::: SUPPLIED RECORDS :::

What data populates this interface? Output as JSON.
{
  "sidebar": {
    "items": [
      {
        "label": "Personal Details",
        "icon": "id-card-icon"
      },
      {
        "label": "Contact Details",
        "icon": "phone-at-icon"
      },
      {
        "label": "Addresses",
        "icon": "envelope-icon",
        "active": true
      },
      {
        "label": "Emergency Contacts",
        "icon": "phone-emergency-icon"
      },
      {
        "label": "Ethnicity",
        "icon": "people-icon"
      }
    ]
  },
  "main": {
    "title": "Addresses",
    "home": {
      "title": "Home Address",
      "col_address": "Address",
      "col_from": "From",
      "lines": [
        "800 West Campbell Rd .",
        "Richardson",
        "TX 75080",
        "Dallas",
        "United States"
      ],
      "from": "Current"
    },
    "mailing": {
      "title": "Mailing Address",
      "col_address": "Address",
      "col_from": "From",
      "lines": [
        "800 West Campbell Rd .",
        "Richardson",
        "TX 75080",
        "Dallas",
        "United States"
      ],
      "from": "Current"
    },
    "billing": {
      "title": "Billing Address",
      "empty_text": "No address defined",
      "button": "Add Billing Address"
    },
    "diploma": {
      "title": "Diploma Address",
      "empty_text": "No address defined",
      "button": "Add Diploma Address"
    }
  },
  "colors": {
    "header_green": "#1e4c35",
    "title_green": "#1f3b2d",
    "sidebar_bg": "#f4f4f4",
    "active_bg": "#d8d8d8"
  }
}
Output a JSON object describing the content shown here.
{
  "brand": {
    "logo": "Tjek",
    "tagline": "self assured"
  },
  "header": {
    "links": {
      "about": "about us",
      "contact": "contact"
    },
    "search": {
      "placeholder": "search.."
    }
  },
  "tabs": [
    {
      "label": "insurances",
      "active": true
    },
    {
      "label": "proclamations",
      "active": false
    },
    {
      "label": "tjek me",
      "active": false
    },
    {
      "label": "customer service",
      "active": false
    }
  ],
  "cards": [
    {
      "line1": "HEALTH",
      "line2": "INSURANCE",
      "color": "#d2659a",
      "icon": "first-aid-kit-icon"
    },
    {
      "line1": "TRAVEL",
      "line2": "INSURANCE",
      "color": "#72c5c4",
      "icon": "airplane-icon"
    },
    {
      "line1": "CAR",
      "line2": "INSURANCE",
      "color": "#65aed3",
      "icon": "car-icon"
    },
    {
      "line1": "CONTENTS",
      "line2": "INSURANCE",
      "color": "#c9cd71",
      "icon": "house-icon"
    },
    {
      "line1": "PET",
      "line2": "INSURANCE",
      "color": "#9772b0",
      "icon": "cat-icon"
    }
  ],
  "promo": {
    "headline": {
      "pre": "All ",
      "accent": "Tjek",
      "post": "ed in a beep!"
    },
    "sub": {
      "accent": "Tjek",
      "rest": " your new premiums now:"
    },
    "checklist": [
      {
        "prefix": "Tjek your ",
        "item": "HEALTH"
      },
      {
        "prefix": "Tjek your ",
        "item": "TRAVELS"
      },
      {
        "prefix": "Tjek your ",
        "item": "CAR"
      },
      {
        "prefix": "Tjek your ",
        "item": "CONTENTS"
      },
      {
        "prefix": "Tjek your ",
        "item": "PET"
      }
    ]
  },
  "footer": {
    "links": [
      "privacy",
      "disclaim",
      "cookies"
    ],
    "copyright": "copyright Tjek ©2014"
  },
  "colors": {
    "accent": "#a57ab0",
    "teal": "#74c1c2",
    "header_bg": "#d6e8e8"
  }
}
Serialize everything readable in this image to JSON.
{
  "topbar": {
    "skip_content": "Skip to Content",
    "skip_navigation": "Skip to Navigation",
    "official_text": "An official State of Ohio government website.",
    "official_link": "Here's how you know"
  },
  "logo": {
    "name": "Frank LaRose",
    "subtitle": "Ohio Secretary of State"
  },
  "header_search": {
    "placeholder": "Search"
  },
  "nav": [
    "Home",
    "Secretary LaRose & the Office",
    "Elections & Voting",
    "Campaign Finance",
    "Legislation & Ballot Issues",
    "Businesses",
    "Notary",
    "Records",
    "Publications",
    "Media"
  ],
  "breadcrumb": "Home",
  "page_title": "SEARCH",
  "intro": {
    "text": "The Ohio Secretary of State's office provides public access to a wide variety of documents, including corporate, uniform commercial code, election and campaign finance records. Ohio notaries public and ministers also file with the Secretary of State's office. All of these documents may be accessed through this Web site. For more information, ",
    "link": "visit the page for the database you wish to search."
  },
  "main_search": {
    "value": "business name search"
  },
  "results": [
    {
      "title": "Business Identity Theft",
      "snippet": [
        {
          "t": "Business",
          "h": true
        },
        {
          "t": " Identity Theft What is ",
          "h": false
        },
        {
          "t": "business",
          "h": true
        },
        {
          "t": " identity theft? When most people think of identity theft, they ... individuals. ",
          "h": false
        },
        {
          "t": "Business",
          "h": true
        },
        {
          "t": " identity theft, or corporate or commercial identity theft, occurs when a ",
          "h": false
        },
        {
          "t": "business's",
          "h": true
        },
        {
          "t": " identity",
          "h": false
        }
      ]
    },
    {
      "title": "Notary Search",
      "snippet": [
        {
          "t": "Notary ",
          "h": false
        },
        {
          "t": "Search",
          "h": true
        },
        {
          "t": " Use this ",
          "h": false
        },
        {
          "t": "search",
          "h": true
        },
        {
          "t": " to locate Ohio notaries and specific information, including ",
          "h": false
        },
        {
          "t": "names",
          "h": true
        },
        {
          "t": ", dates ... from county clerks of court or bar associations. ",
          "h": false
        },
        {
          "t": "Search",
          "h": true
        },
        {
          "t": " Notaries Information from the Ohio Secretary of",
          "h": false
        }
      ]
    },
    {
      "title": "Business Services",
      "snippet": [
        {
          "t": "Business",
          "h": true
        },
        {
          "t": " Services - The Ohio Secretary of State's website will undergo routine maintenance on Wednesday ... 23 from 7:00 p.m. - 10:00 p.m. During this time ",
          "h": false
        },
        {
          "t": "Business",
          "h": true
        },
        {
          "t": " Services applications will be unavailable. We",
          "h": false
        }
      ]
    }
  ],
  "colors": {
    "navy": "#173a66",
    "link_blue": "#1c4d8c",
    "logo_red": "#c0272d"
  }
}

:::

# WHAT THE TASK ASKS:
Please reproduce each line exactly as written.

# EXERCISE RESULT:
What data populates this interface? Output as JSON.
{
  "sidebar": {
    "items": [
      {
        "label": "Personal Details",
        "icon": "id-card-icon"
      },
      {
        "label": "Contact Details",
        "icon": "phone-at-icon"
      },
      {
        "label": "Addresses",
        "icon": "envelope-icon",
        "active": true
      },
      {
        "label": "Emergency Contacts",
        "icon": "phone-emergency-icon"
      },
      {
        "label": "Ethnicity",
        "icon": "people-icon"
      }
    ]
  },
  "main": {
    "title": "Addresses",
    "home": {
      "title": "Home Address",
      "col_address": "Address",
      "col_from": "From",
      "lines": [
        "800 West Campbell Rd .",
        "Richardson",
        "TX 75080",
        "Dallas",
        "United States"
      ],
      "from": "Current"
    },
    "mailing": {
      "title": "Mailing Address",
      "col_address": "Address",
      "col_from": "From",
      "lines": [
        "800 West Campbell Rd .",
        "Richardson",
        "TX 75080",
        "Dallas",
        "United States"
      ],
      "from": "Current"
    },
    "billing": {
      "title": "Billing Address",
      "empty_text": "No address defined",
      "button": "Add Billing Address"
    },
    "diploma": {
      "title": "Diploma Address",
      "empty_text": "No address defined",
      "button": "Add Diploma Address"
    }
  },
  "colors": {
    "header_green": "#1e4c35",
    "title_green": "#1f3b2d",
    "sidebar_bg": "#f4f4f4",
    "active_bg": "#d8d8d8"
  }
}
Output a JSON object describing the content shown here.
{
  "brand": {
    "logo": "Tjek",
    "tagline": "self assured"
  },
  "header": {
    "links": {
      "about": "about us",
      "contact": "contact"
    },
    "search": {
      "placeholder": "search.."
    }
  },
  "tabs": [
    {
      "label": "insurances",
      "active": true
    },
    {
      "label": "proclamations",
      "active": false
    },
    {
      "label": "tjek me",
      "active": false
    },
    {
      "label": "customer service",
      "active": false
    }
  ],
  "cards": [
    {
      "line1": "HEALTH",
      "line2": "INSURANCE",
      "color": "#d2659a",
      "icon": "first-aid-kit-icon"
    },
    {
      "line1": "TRAVEL",
      "line2": "INSURANCE",
      "color": "#72c5c4",
      "icon": "airplane-icon"
    },
    {
      "line1": "CAR",
      "line2": "INSURANCE",
      "color": "#65aed3",
      "icon": "car-icon"
    },
    {
      "line1": "CONTENTS",
      "line2": "INSURANCE",
      "color": "#c9cd71",
      "icon": "house-icon"
    },
    {
      "line1": "PET",
      "line2": "INSURANCE",
      "color": "#9772b0",
      "icon": "cat-icon"
    }
  ],
  "promo": {
    "headline": {
      "pre": "All ",
      "accent": "Tjek",
      "post": "ed in a beep!"
    },
    "sub": {
      "accent": "Tjek",
      "rest": " your new premiums now:"
    },
    "checklist": [
      {
        "prefix": "Tjek your ",
        "item": "HEALTH"
      },
      {
        "prefix": "Tjek your ",
        "item": "TRAVELS"
      },
      {
        "prefix": "Tjek your ",
        "item": "CAR"
      },
      {
        "prefix": "Tjek your ",
        "item": "CONTENTS"
      },
      {
        "prefix": "Tjek your ",
        "item": "PET"
      }
    ]
  },
  "footer": {
    "links": [
      "privacy",
      "disclaim",
      "cookies"
    ],
    "copyright": "copyright Tjek ©2014"
  },
  "colors": {
    "accent": "#a57ab0",
    "teal": "#74c1c2",
    "header_bg": "#d6e8e8"
  }
}
Serialize everything readable in this image to JSON.
{
  "topbar": {
    "skip_content": "Skip to Content",
    "skip_navigation": "Skip to Navigation",
    "official_text": "An official State of Ohio government website.",
    "official_link": "Here's how you know"
  },
  "logo": {
    "name": "Frank LaRose",
    "subtitle": "Ohio Secretary of State"
  },
  "header_search": {
    "placeholder": "Search"
  },
  "nav": [
    "Home",
    "Secretary LaRose & the Office",
    "Elections & Voting",
    "Campaign Finance",
    "Legislation & Ballot Issues",
    "Businesses",
    "Notary",
    "Records",
    "Publications",
    "Media"
  ],
  "breadcrumb": "Home",
  "page_title": "SEARCH",
  "intro": {
    "text": "The Ohio Secretary of State's office provides public access to a wide variety of documents, including corporate, uniform commercial code, election and campaign finance records. Ohio notaries public and ministers also file with the Secretary of State's office. All of these documents may be accessed through this Web site. For more information, ",
    "link": "visit the page for the database you wish to search."
  },
  "main_search": {
    "value": "business name search"
  },
  "results": [
    {
      "title": "Business Identity Theft",
      "snippet": [
        {
          "t": "Business",
          "h": true
        },
        {
          "t": " Identity Theft What is ",
          "h": false
        },
        {
          "t": "business",
          "h": true
        },
        {
          "t": " identity theft? When most people think of identity theft, they ... individuals. ",
          "h": false
        },
        {
          "t": "Business",
          "h": true
        },
        {
          "t": " identity theft, or corporate or commercial identity theft, occurs when a ",
          "h": false
        },
        {
          "t": "business's",
          "h": true
        },
        {
          "t": " identity",
          "h": false
        }
      ]
    },
    {
      "title": "Notary Search",
      "snippet": [
        {
          "t": "Notary ",
          "h": false
        },
        {
          "t": "Search",
          "h": true
        },
        {
          "t": " Use this ",
          "h": false
        },
        {
          "t": "search",
          "h": true
        },
        {
          "t": " to locate Ohio notaries and specific information, including ",
          "h": false
        },
        {
          "t": "names",
          "h": true
        },
        {
          "t": ", dates ... from county clerks of court or bar associations. ",
          "h": false
        },
        {
          "t": "Search",
          "h": true
        },
        {
          "t": " Notaries Information from the Ohio Secretary of",
          "h": false
        }
      ]
    },
    {
      "title": "Business Services",
      "snippet": [
        {
          "t": "Business",
          "h": true
        },
        {
          "t": " Services - The Ohio Secretary of State's website will undergo routine maintenance on Wednesday ... 23 from 7:00 p.m. - 10:00 p.m. During this time ",
          "h": false
        },
        {
          "t": "Business",
          "h": true
        },
        {
          "t": " Services applications will be unavailable. We",
          "h": false
        }
      ]
    }
  ],
  "colors": {
    "navy": "#173a66",
    "link_blue": "#1c4d8c",
    "logo_red": "#c0272d"
  }
}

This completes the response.